------ Provided information ------
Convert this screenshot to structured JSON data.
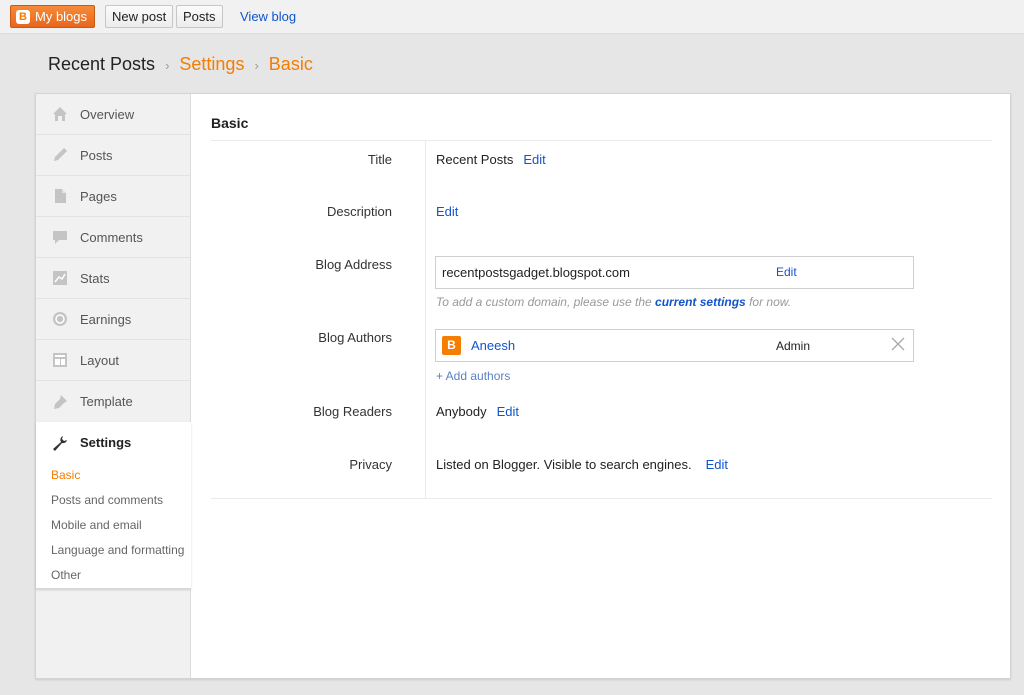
{
  "topbar": {
    "my_blogs_label": "My blogs",
    "new_post_label": "New post",
    "posts_label": "Posts",
    "view_blog_label": "View blog"
  },
  "breadcrumb": {
    "blog_name": "Recent Posts",
    "section": "Settings",
    "page": "Basic",
    "separator": "›"
  },
  "sidebar": {
    "items": [
      {
        "label": "Overview",
        "icon": "home-icon"
      },
      {
        "label": "Posts",
        "icon": "pencil-icon"
      },
      {
        "label": "Pages",
        "icon": "page-icon"
      },
      {
        "label": "Comments",
        "icon": "comment-icon"
      },
      {
        "label": "Stats",
        "icon": "stats-icon"
      },
      {
        "label": "Earnings",
        "icon": "earnings-icon"
      },
      {
        "label": "Layout",
        "icon": "layout-icon"
      },
      {
        "label": "Template",
        "icon": "template-icon"
      }
    ],
    "active": {
      "label": "Settings",
      "icon": "wrench-icon",
      "subitems": [
        "Basic",
        "Posts and comments",
        "Mobile and email",
        "Language and formatting",
        "Other"
      ]
    }
  },
  "settings": {
    "section_title": "Basic",
    "title_label": "Title",
    "title_value": "Recent Posts",
    "description_label": "Description",
    "blog_address_label": "Blog Address",
    "blog_address_value": "recentpostsgadget.blogspot.com",
    "custom_domain_hint_prefix": "To add a custom domain, please use the",
    "custom_domain_hint_link": "current settings",
    "custom_domain_hint_suffix": "for now.",
    "blog_authors_label": "Blog Authors",
    "author_name": "Aneesh",
    "author_role": "Admin",
    "add_authors_label": "+ Add authors",
    "blog_readers_label": "Blog Readers",
    "blog_readers_value": "Anybody",
    "privacy_label": "Privacy",
    "privacy_value": "Listed on Blogger. Visible to search engines.",
    "edit_label": "Edit"
  },
  "colors": {
    "accent_orange": "#f57d00",
    "link_blue": "#1155cc"
  }
}
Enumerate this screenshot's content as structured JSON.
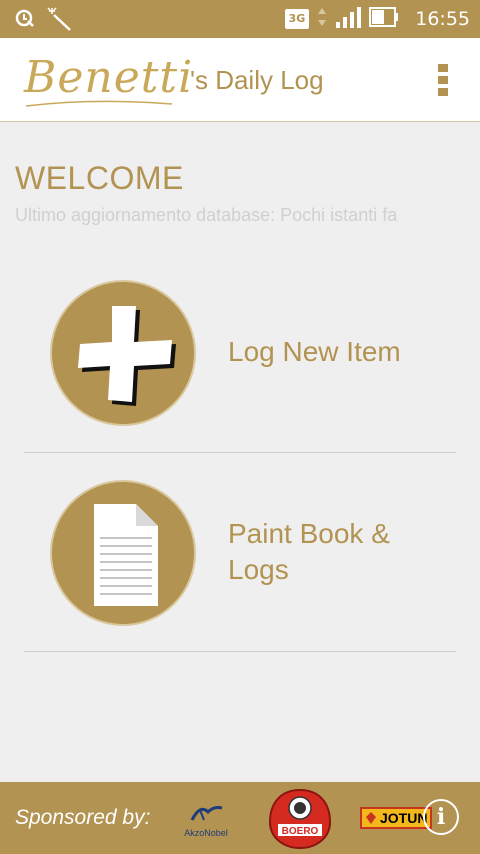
{
  "status_bar": {
    "network": "3G",
    "time": "16:55",
    "icons": [
      "data-saver-icon",
      "magic-wand-icon",
      "signal-icon",
      "battery-icon"
    ]
  },
  "app_bar": {
    "logo_text": "Benetti",
    "title": "'s Daily Log",
    "menu_icon": "overflow-menu-icon"
  },
  "main": {
    "welcome": "WELCOME",
    "last_update": "Ultimo aggiornamento database: Pochi istanti fa",
    "items": [
      {
        "label": "Log New Item",
        "icon": "plus-icon"
      },
      {
        "label": "Paint Book & Logs",
        "icon": "document-icon"
      }
    ]
  },
  "footer": {
    "sponsored_label": "Sponsored by:",
    "sponsors": [
      "AkzoNobel",
      "BOERO",
      "JOTUN"
    ],
    "info_icon": "info-icon"
  },
  "colors": {
    "accent": "#b29351",
    "background": "#efefef",
    "muted_text": "#d0d0d0"
  }
}
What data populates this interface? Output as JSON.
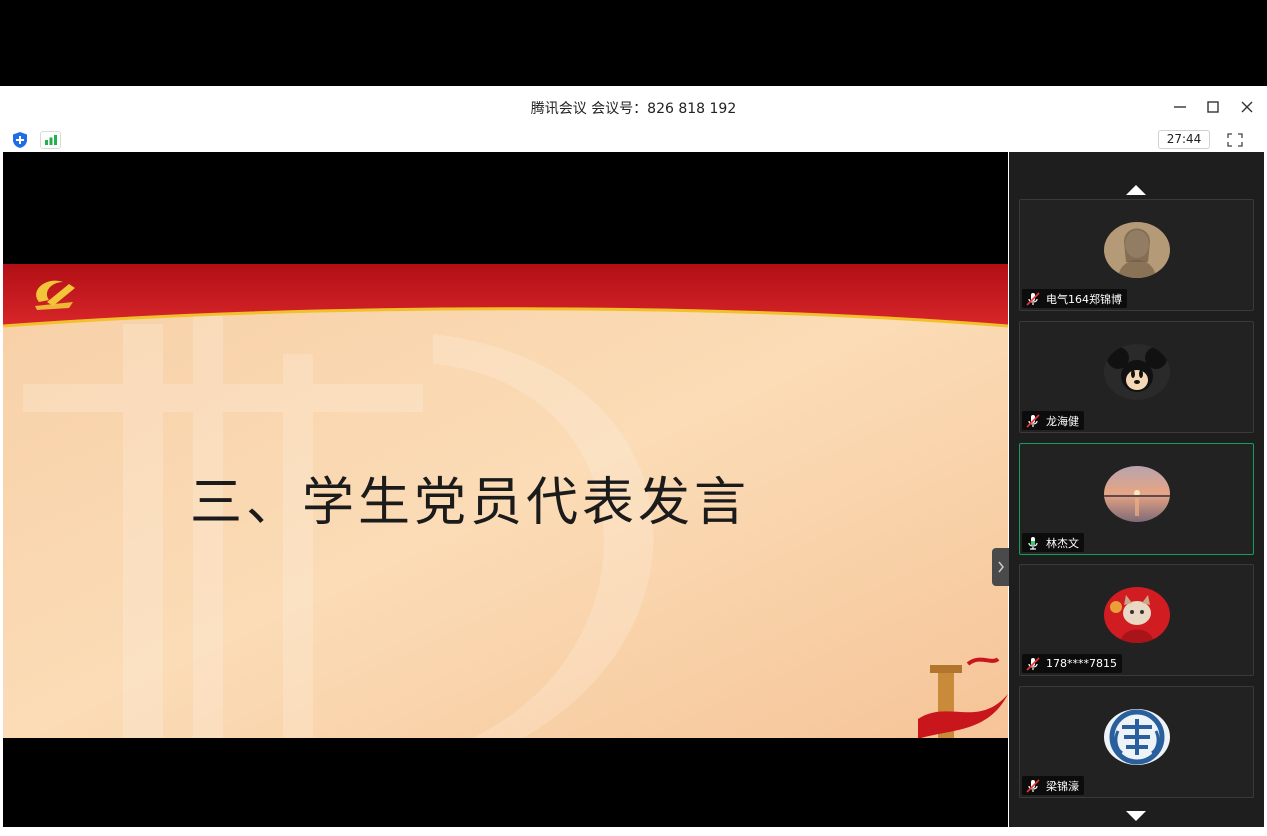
{
  "window": {
    "title": "腾讯会议 会议号：826 818 192",
    "minimize_icon": "minimize-icon",
    "maximize_icon": "maximize-icon",
    "close_icon": "close-icon"
  },
  "toolbar": {
    "security_icon": "shield-icon",
    "signal_icon": "signal-bars-icon",
    "timer": "27:44",
    "fullscreen_icon": "fullscreen-icon"
  },
  "slide": {
    "title": "三、学生党员代表发言",
    "colors": {
      "banner": "#c8151b",
      "background": "#f9d6ad",
      "gold": "#f2c02a"
    }
  },
  "participants": [
    {
      "name": "电气164郑锦博",
      "mic": "muted",
      "avatar": "portrait-photo"
    },
    {
      "name": "龙海健",
      "mic": "muted",
      "avatar": "mickey-mouse"
    },
    {
      "name": "林杰文",
      "mic": "active",
      "avatar": "sunset-sea"
    },
    {
      "name": "178****7815",
      "mic": "muted",
      "avatar": "cat-in-red"
    },
    {
      "name": "梁锦濠",
      "mic": "muted",
      "avatar": "blue-seal-character"
    }
  ],
  "colors": {
    "active_speaker_border": "#14a05a",
    "panel_bg": "#1e1e1e"
  }
}
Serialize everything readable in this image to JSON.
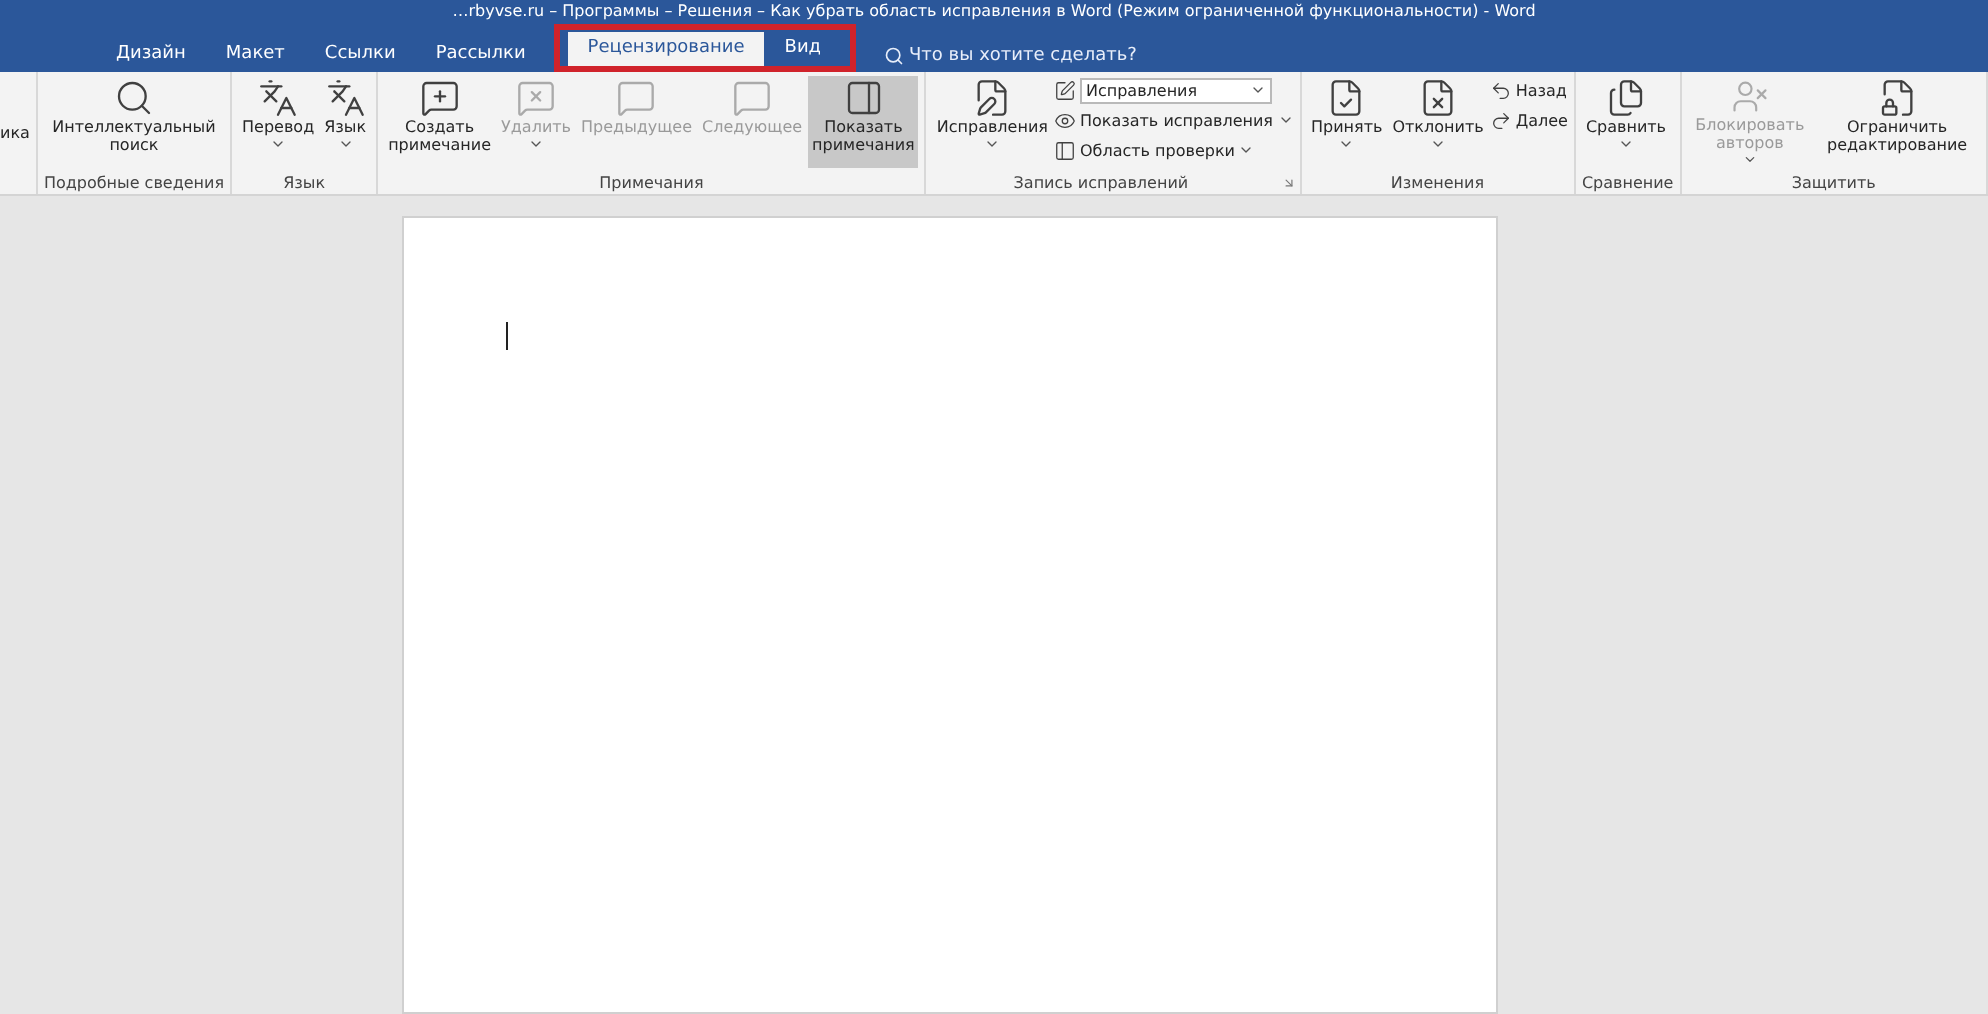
{
  "window": {
    "title": "…rbyvse.ru – Программы – Решения – Как убрать область исправления в Word (Режим ограниченной функциональности) - Word"
  },
  "tabs": [
    {
      "label": "Дизайн",
      "selected": false
    },
    {
      "label": "Макет",
      "selected": false
    },
    {
      "label": "Ссылки",
      "selected": false
    },
    {
      "label": "Рассылки",
      "selected": false
    },
    {
      "label": "Рецензирование",
      "selected": true
    },
    {
      "label": "Вид",
      "selected": false
    }
  ],
  "tell_me": {
    "placeholder": "Что вы хотите сделать?"
  },
  "ribbon_groups": [
    {
      "items": [
        {
          "kind": "cut",
          "label": "ика"
        }
      ]
    },
    {
      "label": "Подробные сведения",
      "items": [
        {
          "kind": "large",
          "label": "Интеллектуальный поиск",
          "disabled": false,
          "selected": false,
          "dropdown": false
        }
      ]
    },
    {
      "label": "Язык",
      "items": [
        {
          "kind": "large",
          "label": "Перевод",
          "disabled": false,
          "selected": false,
          "dropdown": true
        },
        {
          "kind": "large",
          "label": "Язык",
          "disabled": false,
          "selected": false,
          "dropdown": true
        }
      ]
    },
    {
      "label": "Примечания",
      "items": [
        {
          "kind": "large",
          "label": "Создать примечание",
          "disabled": false,
          "selected": false,
          "dropdown": false
        },
        {
          "kind": "large",
          "label": "Удалить",
          "disabled": true,
          "selected": false,
          "dropdown": true
        },
        {
          "kind": "large",
          "label": "Предыдущее",
          "disabled": true,
          "selected": false,
          "dropdown": false
        },
        {
          "kind": "large",
          "label": "Следующее",
          "disabled": true,
          "selected": false,
          "dropdown": false
        },
        {
          "kind": "large",
          "label": "Показать примечания",
          "disabled": false,
          "selected": true,
          "dropdown": false
        }
      ]
    },
    {
      "label": "Запись исправлений",
      "launcher": true,
      "items": [
        {
          "kind": "large",
          "label": "Исправления",
          "disabled": false,
          "selected": false,
          "dropdown": true
        },
        {
          "kind": "stack",
          "items": [
            {
              "kind": "select",
              "label": "Исправления"
            },
            {
              "kind": "small",
              "label": "Показать исправления",
              "dropdown": true
            },
            {
              "kind": "small",
              "label": "Область проверки",
              "dropdown": true
            }
          ]
        }
      ]
    },
    {
      "label": "Изменения",
      "items": [
        {
          "kind": "large",
          "label": "Принять",
          "disabled": false,
          "selected": false,
          "dropdown": true
        },
        {
          "kind": "large",
          "label": "Отклонить",
          "disabled": false,
          "selected": false,
          "dropdown": true
        },
        {
          "kind": "stack",
          "items": [
            {
              "kind": "small",
              "label": "Назад",
              "dropdown": false
            },
            {
              "kind": "small",
              "label": "Далее",
              "dropdown": false
            }
          ]
        }
      ]
    },
    {
      "label": "Сравнение",
      "items": [
        {
          "kind": "large",
          "label": "Сравнить",
          "disabled": false,
          "selected": false,
          "dropdown": true
        }
      ]
    },
    {
      "label": "Защитить",
      "items": [
        {
          "kind": "large",
          "label": "Блокировать авторов",
          "disabled": true,
          "selected": false,
          "dropdown": true
        },
        {
          "kind": "large",
          "label": "Ограничить редактирование",
          "disabled": false,
          "selected": false,
          "dropdown": false
        }
      ]
    }
  ]
}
------
### [Description of the task]
Output the records above exactly; leave out the pictures.

### [Response to the task]
Convert this screenshot to structured JSON data.
{
  "topbar": {
    "my_blogs_label": "My blogs",
    "new_post_label": "New post",
    "posts_label": "Posts",
    "view_blog_label": "View blog"
  },
  "breadcrumb": {
    "blog_name": "Recent Posts",
    "section": "Settings",
    "page": "Basic",
    "separator": "›"
  },
  "sidebar": {
    "items": [
      {
        "label": "Overview",
        "icon": "home-icon"
      },
      {
        "label": "Posts",
        "icon": "pencil-icon"
      },
      {
        "label": "Pages",
        "icon": "page-icon"
      },
      {
        "label": "Comments",
        "icon": "comment-icon"
      },
      {
        "label": "Stats",
        "icon": "stats-icon"
      },
      {
        "label": "Earnings",
        "icon": "earnings-icon"
      },
      {
        "label": "Layout",
        "icon": "layout-icon"
      },
      {
        "label": "Template",
        "icon": "template-icon"
      }
    ],
    "active": {
      "label": "Settings",
      "icon": "wrench-icon",
      "subitems": [
        "Basic",
        "Posts and comments",
        "Mobile and email",
        "Language and formatting",
        "Other"
      ]
    }
  },
  "settings": {
    "section_title": "Basic",
    "title_label": "Title",
    "title_value": "Recent Posts",
    "description_label": "Description",
    "blog_address_label": "Blog Address",
    "blog_address_value": "recentpostsgadget.blogspot.com",
    "custom_domain_hint_prefix": "To add a custom domain, please use the",
    "custom_domain_hint_link": "current settings",
    "custom_domain_hint_suffix": "for now.",
    "blog_authors_label": "Blog Authors",
    "author_name": "Aneesh",
    "author_role": "Admin",
    "add_authors_label": "+ Add authors",
    "blog_readers_label": "Blog Readers",
    "blog_readers_value": "Anybody",
    "privacy_label": "Privacy",
    "privacy_value": "Listed on Blogger. Visible to search engines.",
    "edit_label": "Edit"
  },
  "colors": {
    "accent_orange": "#f57d00",
    "link_blue": "#1155cc"
  }
}
Enumerate this screenshot's content as structured JSON.
{
  "status_bar": {
    "network": "3G",
    "time": "16:55",
    "icons": [
      "data-saver-icon",
      "magic-wand-icon",
      "signal-icon",
      "battery-icon"
    ]
  },
  "app_bar": {
    "logo_text": "Benetti",
    "title": "'s Daily Log",
    "menu_icon": "overflow-menu-icon"
  },
  "main": {
    "welcome": "WELCOME",
    "last_update": "Ultimo aggiornamento database: Pochi istanti fa",
    "items": [
      {
        "label": "Log New Item",
        "icon": "plus-icon"
      },
      {
        "label": "Paint Book & Logs",
        "icon": "document-icon"
      }
    ]
  },
  "footer": {
    "sponsored_label": "Sponsored by:",
    "sponsors": [
      "AkzoNobel",
      "BOERO",
      "JOTUN"
    ],
    "info_icon": "info-icon"
  },
  "colors": {
    "accent": "#b29351",
    "background": "#efefef",
    "muted_text": "#d0d0d0"
  }
}
What data populates this interface? Output as JSON.
{
  "window": {
    "title": "腾讯会议 会议号：826 818 192",
    "minimize_icon": "minimize-icon",
    "maximize_icon": "maximize-icon",
    "close_icon": "close-icon"
  },
  "toolbar": {
    "security_icon": "shield-icon",
    "signal_icon": "signal-bars-icon",
    "timer": "27:44",
    "fullscreen_icon": "fullscreen-icon"
  },
  "slide": {
    "title": "三、学生党员代表发言",
    "colors": {
      "banner": "#c8151b",
      "background": "#f9d6ad",
      "gold": "#f2c02a"
    }
  },
  "participants": [
    {
      "name": "电气164郑锦博",
      "mic": "muted",
      "avatar": "portrait-photo"
    },
    {
      "name": "龙海健",
      "mic": "muted",
      "avatar": "mickey-mouse"
    },
    {
      "name": "林杰文",
      "mic": "active",
      "avatar": "sunset-sea"
    },
    {
      "name": "178****7815",
      "mic": "muted",
      "avatar": "cat-in-red"
    },
    {
      "name": "梁锦濠",
      "mic": "muted",
      "avatar": "blue-seal-character"
    }
  ],
  "colors": {
    "active_speaker_border": "#14a05a",
    "panel_bg": "#1e1e1e"
  }
}
Serialize everything readable in this image to JSON.
{
  "window": {
    "title": "…rbyvse.ru – Программы – Решения – Как убрать область исправления в Word (Режим ограниченной функциональности) - Word"
  },
  "tabs": [
    {
      "label": "Дизайн",
      "selected": false
    },
    {
      "label": "Макет",
      "selected": false
    },
    {
      "label": "Ссылки",
      "selected": false
    },
    {
      "label": "Рассылки",
      "selected": false
    },
    {
      "label": "Рецензирование",
      "selected": true
    },
    {
      "label": "Вид",
      "selected": false
    }
  ],
  "tell_me": {
    "placeholder": "Что вы хотите сделать?"
  },
  "ribbon_groups": [
    {
      "items": [
        {
          "kind": "cut",
          "label": "ика"
        }
      ]
    },
    {
      "label": "Подробные сведения",
      "items": [
        {
          "kind": "large",
          "label": "Интеллектуальный поиск",
          "disabled": false,
          "selected": false,
          "dropdown": false
        }
      ]
    },
    {
      "label": "Язык",
      "items": [
        {
          "kind": "large",
          "label": "Перевод",
          "disabled": false,
          "selected": false,
          "dropdown": true
        },
        {
          "kind": "large",
          "label": "Язык",
          "disabled": false,
          "selected": false,
          "dropdown": true
        }
      ]
    },
    {
      "label": "Примечания",
      "items": [
        {
          "kind": "large",
          "label": "Создать примечание",
          "disabled": false,
          "selected": false,
          "dropdown": false
        },
        {
          "kind": "large",
          "label": "Удалить",
          "disabled": true,
          "selected": false,
          "dropdown": true
        },
        {
          "kind": "large",
          "label": "Предыдущее",
          "disabled": true,
          "selected": false,
          "dropdown": false
        },
        {
          "kind": "large",
          "label": "Следующее",
          "disabled": true,
          "selected": false,
          "dropdown": false
        },
        {
          "kind": "large",
          "label": "Показать примечания",
          "disabled": false,
          "selected": true,
          "dropdown": false
        }
      ]
    },
    {
      "label": "Запись исправлений",
      "launcher": true,
      "items": [
        {
          "kind": "large",
          "label": "Исправления",
          "disabled": false,
          "selected": false,
          "dropdown": true
        },
        {
          "kind": "stack",
          "items": [
            {
              "kind": "select",
              "label": "Исправления"
            },
            {
              "kind": "small",
              "label": "Показать исправления",
              "dropdown": true
            },
            {
              "kind": "small",
              "label": "Область проверки",
              "dropdown": true
            }
          ]
        }
      ]
    },
    {
      "label": "Изменения",
      "items": [
        {
          "kind": "large",
          "label": "Принять",
          "disabled": false,
          "selected": false,
          "dropdown": true
        },
        {
          "kind": "large",
          "label": "Отклонить",
          "disabled": false,
          "selected": false,
          "dropdown": true
        },
        {
          "kind": "stack",
          "items": [
            {
              "kind": "small",
              "label": "Назад",
              "dropdown": false
            },
            {
              "kind": "small",
              "label": "Далее",
              "dropdown": false
            }
          ]
        }
      ]
    },
    {
      "label": "Сравнение",
      "items": [
        {
          "kind": "large",
          "label": "Сравнить",
          "disabled": false,
          "selected": false,
          "dropdown": true
        }
      ]
    },
    {
      "label": "Защитить",
      "items": [
        {
          "kind": "large",
          "label": "Блокировать авторов",
          "disabled": true,
          "selected": false,
          "dropdown": true
        },
        {
          "kind": "large",
          "label": "Ограничить редактирование",
          "disabled": false,
          "selected": false,
          "dropdown": false
        }
      ]
    }
  ]
}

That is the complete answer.